• Objective: Scan the material below for the string "전체조회", and copy every line where it shows up.

• Data lines:
***

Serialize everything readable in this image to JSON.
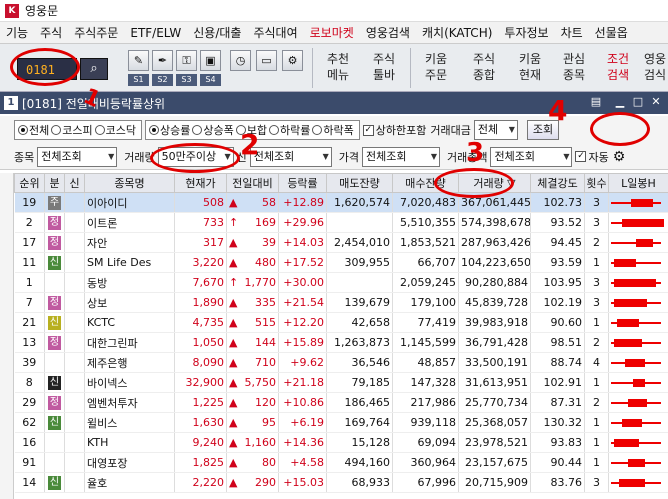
{
  "app": {
    "title": "영웅문",
    "icon_color": "#c8102e"
  },
  "menu": [
    "기능",
    "주식",
    "주식주문",
    "ETF/ELW",
    "신용/대출",
    "주식대여",
    "로보마켓",
    "영웅검색",
    "캐치(KATCH)",
    "투자정보",
    "차트",
    "선물옵"
  ],
  "toolbar": {
    "screen_code": "0181",
    "s_labels": [
      "S1",
      "S2",
      "S3",
      "S4"
    ],
    "menus": [
      {
        "l1": "추천",
        "l2": "메뉴"
      },
      {
        "l1": "주식",
        "l2": "툴바"
      },
      {
        "l1": "키움",
        "l2": "주문"
      },
      {
        "l1": "주식",
        "l2": "종합"
      },
      {
        "l1": "키움",
        "l2": "현재"
      },
      {
        "l1": "관심",
        "l2": "종목"
      },
      {
        "l1": "조건",
        "l2": "검색"
      },
      {
        "l1": "영웅",
        "l2": "검식"
      }
    ]
  },
  "window": {
    "num": "1",
    "title": "[0181] 전일대비등락률상위"
  },
  "filters": {
    "market_all": "전체",
    "kospi": "코스피",
    "kosdaq": "코스닥",
    "sort_rise_rate": "상승률",
    "sort_rise_amt": "상승폭",
    "sort_flat": "보합",
    "sort_fall_rate": "하락률",
    "sort_fall_amt": "하락폭",
    "limit_incl": "상하한포함",
    "value_label": "거래대금",
    "value_sel": "전체",
    "query_btn": "조회",
    "stock_label": "종목",
    "stock_sel": "전체조회",
    "volume_label": "거래량",
    "volume_sel": "50만주이상",
    "credit_sel": "전체조회",
    "price_label": "가격",
    "price_sel": "전체조회",
    "total_label": "거래총액",
    "total_sel": "전체조회",
    "auto_label": "자동"
  },
  "annotations": {
    "n1": "1",
    "n2": "2",
    "n3": "3",
    "n4": "4"
  },
  "columns": [
    "순위",
    "분",
    "신",
    "종목명",
    "현재가",
    "전일대비",
    "등락률",
    "매도잔량",
    "매수잔량",
    "거래량 ▽",
    "체결강도",
    "횟수",
    "L일봉H"
  ],
  "rows": [
    {
      "rank": "19",
      "b": "주",
      "bc": "b-ju",
      "s": "",
      "sc": "",
      "name": "이아이디",
      "price": "508",
      "arrow": "▲",
      "chg": "58",
      "rate": "+12.89",
      "ask": "1,620,574",
      "bid": "7,020,483",
      "vol": "367,061,445",
      "str": "102.73",
      "cnt": "3",
      "bar": [
        0.35,
        0.4
      ],
      "selected": true
    },
    {
      "rank": "2",
      "b": "정",
      "bc": "b-jeong",
      "s": "",
      "sc": "",
      "name": "이트론",
      "price": "733",
      "arrow": "↑",
      "chg": "169",
      "rate": "+29.96",
      "ask": "",
      "bid": "5,510,355",
      "vol": "574,398,678",
      "str": "93.52",
      "cnt": "3",
      "bar": [
        0.2,
        0.75
      ],
      "selected": false
    },
    {
      "rank": "17",
      "b": "정",
      "bc": "b-jeong",
      "s": "",
      "sc": "",
      "name": "자안",
      "price": "317",
      "arrow": "▲",
      "chg": "39",
      "rate": "+14.03",
      "ask": "2,454,010",
      "bid": "1,853,521",
      "vol": "287,963,426",
      "str": "94.45",
      "cnt": "2",
      "bar": [
        0.45,
        0.3
      ],
      "selected": false
    },
    {
      "rank": "11",
      "b": "신",
      "bc": "b-sin",
      "s": "",
      "sc": "",
      "name": "SM Life Des",
      "price": "3,220",
      "arrow": "▲",
      "chg": "480",
      "rate": "+17.52",
      "ask": "309,955",
      "bid": "66,707",
      "vol": "104,223,650",
      "str": "93.59",
      "cnt": "1",
      "bar": [
        0.05,
        0.4
      ],
      "selected": false
    },
    {
      "rank": "1",
      "b": "",
      "bc": "",
      "s": "",
      "sc": "",
      "name": "동방",
      "price": "7,670",
      "arrow": "↑",
      "chg": "1,770",
      "rate": "+30.00",
      "ask": "",
      "bid": "2,059,245",
      "vol": "90,280,884",
      "str": "103.95",
      "cnt": "3",
      "bar": [
        0.05,
        0.75
      ],
      "selected": false
    },
    {
      "rank": "7",
      "b": "정",
      "bc": "b-jeong",
      "s": "",
      "sc": "",
      "name": "상보",
      "price": "1,890",
      "arrow": "▲",
      "chg": "335",
      "rate": "+21.54",
      "ask": "139,679",
      "bid": "179,100",
      "vol": "45,839,728",
      "str": "102.19",
      "cnt": "3",
      "bar": [
        0.05,
        0.6
      ],
      "selected": false
    },
    {
      "rank": "21",
      "b": "신",
      "bc": "b-sin-y",
      "s": "",
      "sc": "",
      "name": "KCTC",
      "price": "4,735",
      "arrow": "▲",
      "chg": "515",
      "rate": "+12.20",
      "ask": "42,658",
      "bid": "77,419",
      "vol": "39,983,918",
      "str": "90.60",
      "cnt": "1",
      "bar": [
        0.1,
        0.4
      ],
      "selected": false
    },
    {
      "rank": "13",
      "b": "정",
      "bc": "b-jeong",
      "s": "",
      "sc": "",
      "name": "대한그린파",
      "price": "1,050",
      "arrow": "▲",
      "chg": "144",
      "rate": "+15.89",
      "ask": "1,263,873",
      "bid": "1,145,599",
      "vol": "36,791,428",
      "str": "98.51",
      "cnt": "2",
      "bar": [
        0.05,
        0.5
      ],
      "selected": false
    },
    {
      "rank": "39",
      "b": "",
      "bc": "",
      "s": "",
      "sc": "",
      "name": "제주은행",
      "price": "8,090",
      "arrow": "▲",
      "chg": "710",
      "rate": "+9.62",
      "ask": "36,546",
      "bid": "48,857",
      "vol": "33,500,191",
      "str": "88.74",
      "cnt": "4",
      "bar": [
        0.25,
        0.35
      ],
      "selected": false
    },
    {
      "rank": "8",
      "b": "신",
      "bc": "b-sin-dark",
      "s": "",
      "sc": "",
      "name": "바이넥스",
      "price": "32,900",
      "arrow": "▲",
      "chg": "5,750",
      "rate": "+21.18",
      "ask": "79,185",
      "bid": "147,328",
      "vol": "31,613,951",
      "str": "102.91",
      "cnt": "1",
      "bar": [
        0.4,
        0.2
      ],
      "selected": false
    },
    {
      "rank": "29",
      "b": "정",
      "bc": "b-jeong",
      "s": "",
      "sc": "",
      "name": "엠벤처투자",
      "price": "1,225",
      "arrow": "▲",
      "chg": "120",
      "rate": "+10.86",
      "ask": "186,465",
      "bid": "217,986",
      "vol": "25,770,734",
      "str": "87.31",
      "cnt": "2",
      "bar": [
        0.3,
        0.35
      ],
      "selected": false
    },
    {
      "rank": "62",
      "b": "신",
      "bc": "b-sin",
      "s": "",
      "sc": "",
      "name": "윌비스",
      "price": "1,630",
      "arrow": "▲",
      "chg": "95",
      "rate": "+6.19",
      "ask": "169,764",
      "bid": "939,118",
      "vol": "25,368,057",
      "str": "130.32",
      "cnt": "1",
      "bar": [
        0.2,
        0.35
      ],
      "selected": false
    },
    {
      "rank": "16",
      "b": "",
      "bc": "",
      "s": "",
      "sc": "",
      "name": "KTH",
      "price": "9,240",
      "arrow": "▲",
      "chg": "1,160",
      "rate": "+14.36",
      "ask": "15,128",
      "bid": "69,094",
      "vol": "23,978,521",
      "str": "93.83",
      "cnt": "1",
      "bar": [
        0.05,
        0.45
      ],
      "selected": false
    },
    {
      "rank": "91",
      "b": "",
      "bc": "",
      "s": "",
      "sc": "",
      "name": "대영포장",
      "price": "1,825",
      "arrow": "▲",
      "chg": "80",
      "rate": "+4.58",
      "ask": "494,160",
      "bid": "360,964",
      "vol": "23,157,675",
      "str": "90.44",
      "cnt": "1",
      "bar": [
        0.3,
        0.3
      ],
      "selected": false
    },
    {
      "rank": "14",
      "b": "신",
      "bc": "b-sin",
      "s": "",
      "sc": "",
      "name": "율호",
      "price": "2,220",
      "arrow": "▲",
      "chg": "290",
      "rate": "+15.03",
      "ask": "68,933",
      "bid": "67,996",
      "vol": "20,715,909",
      "str": "83.76",
      "cnt": "3",
      "bar": [
        0.15,
        0.45
      ],
      "selected": false
    }
  ]
}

***

• Answer for this exercise:
    "stock_sel": "전체조회",
    "credit_sel": "전체조회",
    "price_sel": "전체조회",
    "total_sel": "전체조회",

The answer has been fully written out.